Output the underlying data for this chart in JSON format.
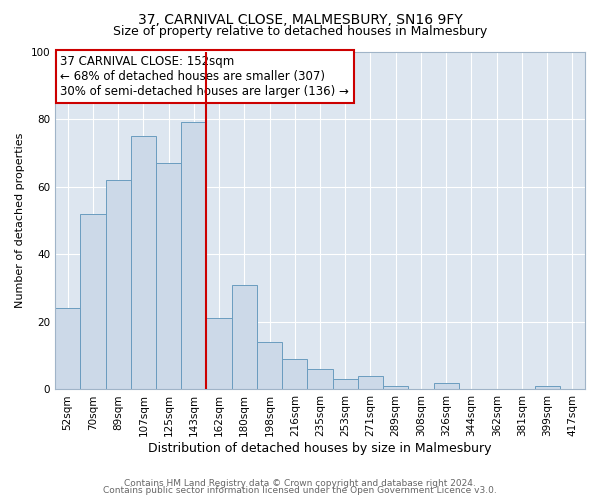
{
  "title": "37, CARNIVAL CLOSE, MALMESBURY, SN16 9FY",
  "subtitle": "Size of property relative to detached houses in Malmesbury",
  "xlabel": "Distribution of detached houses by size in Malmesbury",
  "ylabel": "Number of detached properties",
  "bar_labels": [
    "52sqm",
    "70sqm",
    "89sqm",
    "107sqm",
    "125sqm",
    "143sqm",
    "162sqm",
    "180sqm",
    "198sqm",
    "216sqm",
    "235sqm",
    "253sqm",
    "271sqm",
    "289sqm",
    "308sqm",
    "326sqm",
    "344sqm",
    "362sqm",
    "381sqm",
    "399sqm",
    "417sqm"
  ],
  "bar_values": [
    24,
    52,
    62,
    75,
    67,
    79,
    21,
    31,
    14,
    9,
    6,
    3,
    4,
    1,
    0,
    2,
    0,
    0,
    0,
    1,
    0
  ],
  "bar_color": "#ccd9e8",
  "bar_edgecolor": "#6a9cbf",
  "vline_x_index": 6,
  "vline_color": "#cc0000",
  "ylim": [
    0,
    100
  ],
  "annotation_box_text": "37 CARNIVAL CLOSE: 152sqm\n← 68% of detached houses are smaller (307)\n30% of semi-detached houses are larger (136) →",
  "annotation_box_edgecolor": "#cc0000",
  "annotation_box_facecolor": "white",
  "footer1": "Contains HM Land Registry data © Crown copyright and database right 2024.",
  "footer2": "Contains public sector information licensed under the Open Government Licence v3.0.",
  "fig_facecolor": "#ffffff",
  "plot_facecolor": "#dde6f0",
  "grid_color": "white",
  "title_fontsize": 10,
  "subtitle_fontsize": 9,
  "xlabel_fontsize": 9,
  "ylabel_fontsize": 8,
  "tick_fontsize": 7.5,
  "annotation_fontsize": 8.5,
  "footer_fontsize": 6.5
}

* * *

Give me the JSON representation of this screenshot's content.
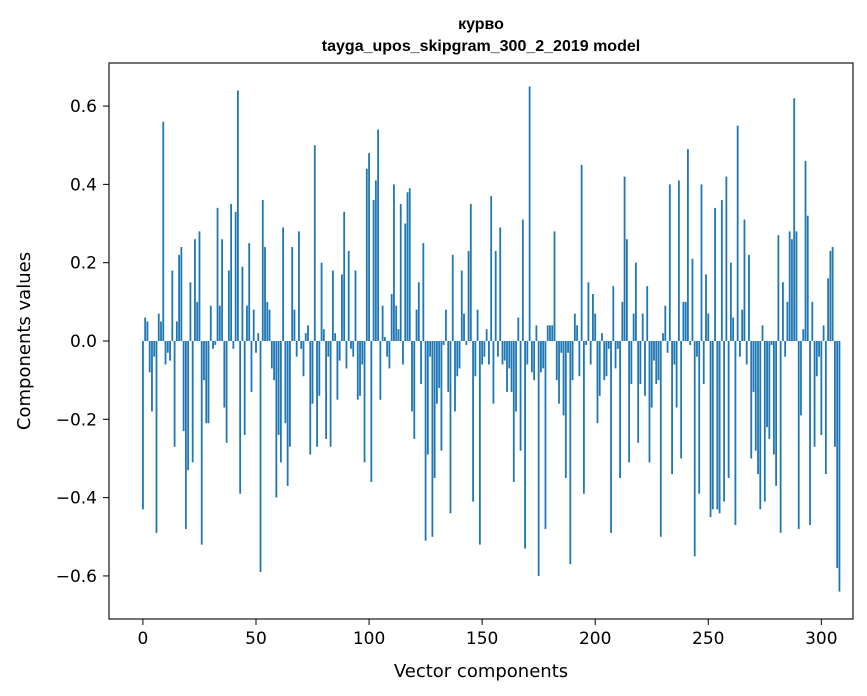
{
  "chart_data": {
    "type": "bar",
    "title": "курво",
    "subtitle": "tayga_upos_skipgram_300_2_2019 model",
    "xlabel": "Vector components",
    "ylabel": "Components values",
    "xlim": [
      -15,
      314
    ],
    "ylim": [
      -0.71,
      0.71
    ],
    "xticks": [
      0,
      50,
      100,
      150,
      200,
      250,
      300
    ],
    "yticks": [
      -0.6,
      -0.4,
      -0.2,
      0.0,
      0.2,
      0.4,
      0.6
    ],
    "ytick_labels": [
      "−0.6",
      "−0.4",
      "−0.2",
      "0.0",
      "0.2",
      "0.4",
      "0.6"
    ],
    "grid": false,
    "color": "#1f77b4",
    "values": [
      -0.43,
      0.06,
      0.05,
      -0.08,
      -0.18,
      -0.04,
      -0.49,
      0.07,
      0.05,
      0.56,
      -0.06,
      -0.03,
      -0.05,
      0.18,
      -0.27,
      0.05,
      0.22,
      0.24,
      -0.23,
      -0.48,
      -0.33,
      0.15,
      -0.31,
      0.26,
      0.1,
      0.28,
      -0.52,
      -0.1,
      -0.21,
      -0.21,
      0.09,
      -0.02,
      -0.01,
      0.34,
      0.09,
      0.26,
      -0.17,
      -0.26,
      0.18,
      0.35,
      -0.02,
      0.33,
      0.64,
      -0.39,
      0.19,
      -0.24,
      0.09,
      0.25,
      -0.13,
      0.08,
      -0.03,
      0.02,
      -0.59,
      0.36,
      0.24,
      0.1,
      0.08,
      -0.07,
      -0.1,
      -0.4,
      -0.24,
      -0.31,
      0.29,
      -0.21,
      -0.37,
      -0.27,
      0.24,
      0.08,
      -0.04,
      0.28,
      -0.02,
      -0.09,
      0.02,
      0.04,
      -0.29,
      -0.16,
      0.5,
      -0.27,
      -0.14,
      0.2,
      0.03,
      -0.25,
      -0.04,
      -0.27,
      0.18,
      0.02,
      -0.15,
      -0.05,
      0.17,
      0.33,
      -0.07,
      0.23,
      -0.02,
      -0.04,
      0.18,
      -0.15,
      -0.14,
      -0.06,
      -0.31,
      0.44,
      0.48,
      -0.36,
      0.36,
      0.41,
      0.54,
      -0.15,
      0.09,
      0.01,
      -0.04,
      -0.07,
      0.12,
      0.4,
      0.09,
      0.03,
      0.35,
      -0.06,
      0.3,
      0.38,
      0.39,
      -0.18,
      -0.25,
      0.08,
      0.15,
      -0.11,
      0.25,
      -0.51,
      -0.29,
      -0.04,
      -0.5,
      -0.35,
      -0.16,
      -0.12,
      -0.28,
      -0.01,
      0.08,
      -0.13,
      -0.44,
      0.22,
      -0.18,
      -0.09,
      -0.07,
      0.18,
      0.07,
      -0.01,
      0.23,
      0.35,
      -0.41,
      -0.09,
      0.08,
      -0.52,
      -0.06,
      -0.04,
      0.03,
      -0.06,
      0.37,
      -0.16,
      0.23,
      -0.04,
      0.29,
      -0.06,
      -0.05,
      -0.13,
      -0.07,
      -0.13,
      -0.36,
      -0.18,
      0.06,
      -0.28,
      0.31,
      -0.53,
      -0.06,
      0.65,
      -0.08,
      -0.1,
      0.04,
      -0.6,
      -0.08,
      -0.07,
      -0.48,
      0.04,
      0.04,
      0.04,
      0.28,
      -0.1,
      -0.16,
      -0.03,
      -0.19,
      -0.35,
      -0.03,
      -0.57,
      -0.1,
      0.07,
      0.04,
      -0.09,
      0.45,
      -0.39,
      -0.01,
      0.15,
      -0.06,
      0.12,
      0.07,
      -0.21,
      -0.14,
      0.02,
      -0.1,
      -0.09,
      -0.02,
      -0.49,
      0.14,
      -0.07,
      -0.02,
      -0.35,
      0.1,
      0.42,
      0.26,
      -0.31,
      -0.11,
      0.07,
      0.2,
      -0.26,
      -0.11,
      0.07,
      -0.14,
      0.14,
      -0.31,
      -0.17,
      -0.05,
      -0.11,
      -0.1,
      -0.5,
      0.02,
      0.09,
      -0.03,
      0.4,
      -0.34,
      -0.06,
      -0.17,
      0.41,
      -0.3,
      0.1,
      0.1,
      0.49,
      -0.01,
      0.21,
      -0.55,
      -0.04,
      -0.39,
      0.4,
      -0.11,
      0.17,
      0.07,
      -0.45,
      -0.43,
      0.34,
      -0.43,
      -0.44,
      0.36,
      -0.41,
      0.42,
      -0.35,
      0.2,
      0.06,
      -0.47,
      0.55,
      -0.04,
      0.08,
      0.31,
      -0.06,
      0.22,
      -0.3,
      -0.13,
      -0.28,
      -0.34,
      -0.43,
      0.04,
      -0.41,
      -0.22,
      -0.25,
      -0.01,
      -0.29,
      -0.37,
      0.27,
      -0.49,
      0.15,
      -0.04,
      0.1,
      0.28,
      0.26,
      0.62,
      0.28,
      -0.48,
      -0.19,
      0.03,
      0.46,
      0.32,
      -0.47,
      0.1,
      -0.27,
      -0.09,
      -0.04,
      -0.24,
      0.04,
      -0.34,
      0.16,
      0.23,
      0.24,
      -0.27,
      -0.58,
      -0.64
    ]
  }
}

---

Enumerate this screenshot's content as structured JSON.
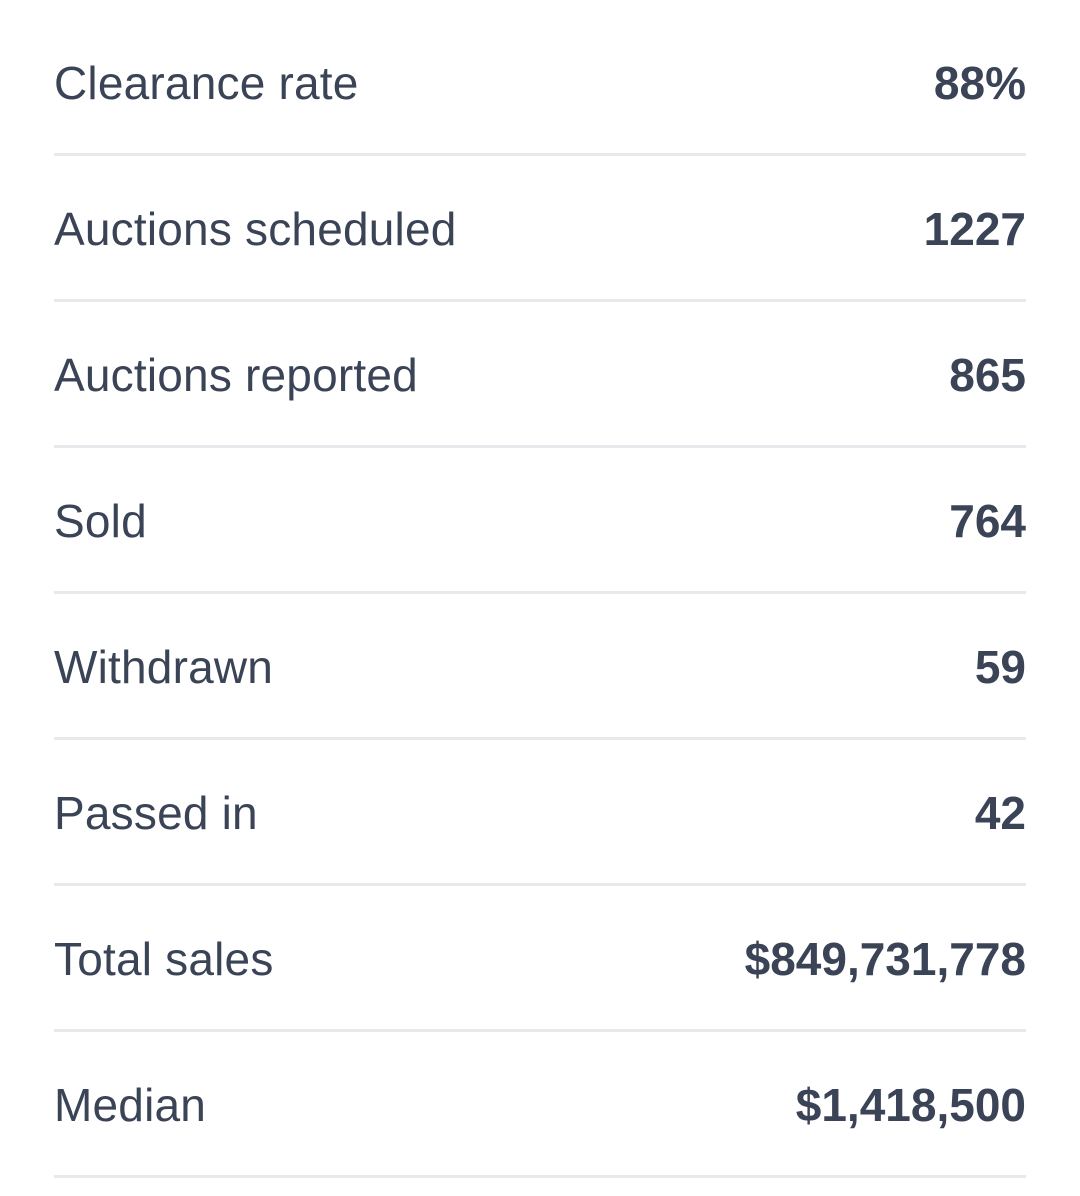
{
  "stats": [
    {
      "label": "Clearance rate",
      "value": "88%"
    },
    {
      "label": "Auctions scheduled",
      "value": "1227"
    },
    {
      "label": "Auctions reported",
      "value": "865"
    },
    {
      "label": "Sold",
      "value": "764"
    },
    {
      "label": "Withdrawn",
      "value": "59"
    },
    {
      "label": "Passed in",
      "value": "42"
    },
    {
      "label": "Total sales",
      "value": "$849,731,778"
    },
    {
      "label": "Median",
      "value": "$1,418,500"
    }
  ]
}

DIRECTION
From the entries above, list each line with "CLOSE" in it.

RESULT OF THIS EXERCISE
  "title": "37, CARNIVAL CLOSE, MALMESBURY, SN16 9FY",
  "annotation_box_text": "37 CARNIVAL CLOSE: 152sqm\n← 68% of detached houses are smaller (307)\n30% of semi-detached houses are larger (136) →",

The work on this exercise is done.